● **Problem to solve**: All entries are to be quoted exactly; the images stay out of the copy.

___ Exercise material

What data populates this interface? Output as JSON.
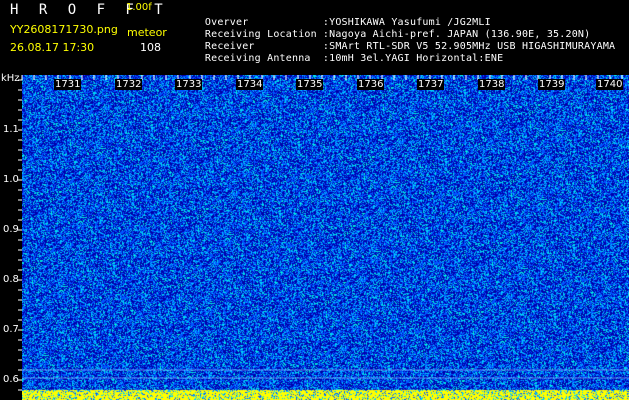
{
  "header": {
    "title": "H R O F F T",
    "version": "1.00f",
    "filename": "YY2608171730.png",
    "mode": "meteor",
    "datetime": "26.08.17 17:30",
    "count": "108"
  },
  "station": [
    {
      "label": "Overver",
      "value": ":YOSHIKAWA Yasufumi /JG2MLI"
    },
    {
      "label": "Receiving Location",
      "value": ":Nagoya Aichi-pref. JAPAN (136.90E, 35.20N)"
    },
    {
      "label": "Receiver",
      "value": ":SMArt RTL-SDR V5 52.905MHz USB HIGASHIMURAYAMA"
    },
    {
      "label": "Receiving Antenna",
      "value": ":10mH 3el.YAGI Horizontal:ENE"
    }
  ],
  "axis": {
    "unit": "kHz",
    "freq_ticks": [
      "1.1",
      "1.0",
      "0.9",
      "0.8",
      "0.7",
      "0.6"
    ],
    "time_labels": [
      "1731",
      "1732",
      "1733",
      "1734",
      "1735",
      "1736",
      "1737",
      "1738",
      "1739",
      "1740"
    ]
  },
  "colors": {
    "background": "#0000aa",
    "noise_low": "#0055ff",
    "noise_mid": "#00ccff",
    "noise_high": "#00ffcc",
    "bottom_band": "#ffff00"
  }
}
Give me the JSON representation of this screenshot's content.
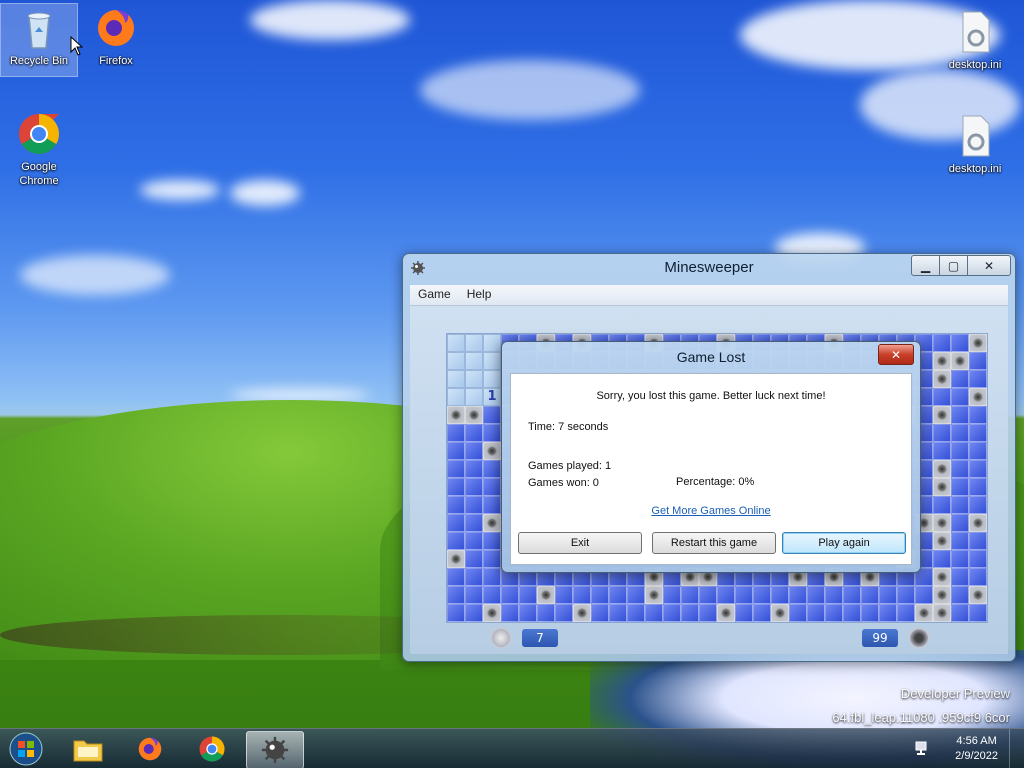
{
  "desktop": {
    "icons": [
      {
        "label": "Recycle Bin",
        "icon": "recycle-bin-icon"
      },
      {
        "label": "Firefox",
        "icon": "firefox-icon"
      },
      {
        "label": "Google Chrome",
        "icon": "chrome-icon"
      },
      {
        "label": "desktop.ini",
        "icon": "ini-file-icon"
      },
      {
        "label": "desktop.ini",
        "icon": "ini-file-icon"
      }
    ],
    "watermark_line1": "Developer Preview",
    "watermark_line2": "64.fbl_leap.11080 .959cf9 6cor"
  },
  "minesweeper": {
    "title": "Minesweeper",
    "menu": [
      "Game",
      "Help"
    ],
    "time_counter": "7",
    "mine_counter": "99",
    "revealed_number": "1"
  },
  "dialog": {
    "title": "Game Lost",
    "message": "Sorry, you lost this game. Better luck next time!",
    "time": "Time: 7 seconds",
    "games_played": "Games played: 1",
    "games_won": "Games won: 0",
    "percentage": "Percentage: 0%",
    "link": "Get More Games Online",
    "buttons": {
      "exit": "Exit",
      "restart": "Restart this game",
      "play_again": "Play again"
    },
    "close_glyph": "✕"
  },
  "taskbar": {
    "time": "4:56 AM",
    "date": "2/9/2022",
    "items": [
      "start-orb-icon",
      "file-explorer-icon",
      "firefox-icon",
      "chrome-icon",
      "minesweeper-icon"
    ]
  },
  "colors": {
    "board_unopened": "#3a55d8",
    "board_open": "#cfe3f8",
    "dialog_default_button": "#bee6fd"
  }
}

______

● **Expected answer**:
What data populates this interface? Output as JSON.
{
  "header": {
    "title": "H R O F F T",
    "version": "1.00f",
    "filename": "YY2608171730.png",
    "mode": "meteor",
    "datetime": "26.08.17 17:30",
    "count": "108"
  },
  "station": [
    {
      "label": "Overver",
      "value": ":YOSHIKAWA Yasufumi /JG2MLI"
    },
    {
      "label": "Receiving Location",
      "value": ":Nagoya Aichi-pref. JAPAN (136.90E, 35.20N)"
    },
    {
      "label": "Receiver",
      "value": ":SMArt RTL-SDR V5 52.905MHz USB HIGASHIMURAYAMA"
    },
    {
      "label": "Receiving Antenna",
      "value": ":10mH 3el.YAGI Horizontal:ENE"
    }
  ],
  "axis": {
    "unit": "kHz",
    "freq_ticks": [
      "1.1",
      "1.0",
      "0.9",
      "0.8",
      "0.7",
      "0.6"
    ],
    "time_labels": [
      "1731",
      "1732",
      "1733",
      "1734",
      "1735",
      "1736",
      "1737",
      "1738",
      "1739",
      "1740"
    ]
  },
  "colors": {
    "background": "#0000aa",
    "noise_low": "#0055ff",
    "noise_mid": "#00ccff",
    "noise_high": "#00ffcc",
    "bottom_band": "#ffff00"
  }
}
Give me the JSON representation of this screenshot's content.
{
  "desktop": {
    "icons": [
      {
        "label": "Recycle Bin",
        "icon": "recycle-bin-icon"
      },
      {
        "label": "Firefox",
        "icon": "firefox-icon"
      },
      {
        "label": "Google Chrome",
        "icon": "chrome-icon"
      },
      {
        "label": "desktop.ini",
        "icon": "ini-file-icon"
      },
      {
        "label": "desktop.ini",
        "icon": "ini-file-icon"
      }
    ],
    "watermark_line1": "Developer Preview",
    "watermark_line2": "64.fbl_leap.11080 .959cf9 6cor"
  },
  "minesweeper": {
    "title": "Minesweeper",
    "menu": [
      "Game",
      "Help"
    ],
    "time_counter": "7",
    "mine_counter": "99",
    "revealed_number": "1"
  },
  "dialog": {
    "title": "Game Lost",
    "message": "Sorry, you lost this game. Better luck next time!",
    "time": "Time: 7 seconds",
    "games_played": "Games played: 1",
    "games_won": "Games won: 0",
    "percentage": "Percentage: 0%",
    "link": "Get More Games Online",
    "buttons": {
      "exit": "Exit",
      "restart": "Restart this game",
      "play_again": "Play again"
    },
    "close_glyph": "✕"
  },
  "taskbar": {
    "time": "4:56 AM",
    "date": "2/9/2022",
    "items": [
      "start-orb-icon",
      "file-explorer-icon",
      "firefox-icon",
      "chrome-icon",
      "minesweeper-icon"
    ]
  },
  "colors": {
    "board_unopened": "#3a55d8",
    "board_open": "#cfe3f8",
    "dialog_default_button": "#bee6fd"
  }
}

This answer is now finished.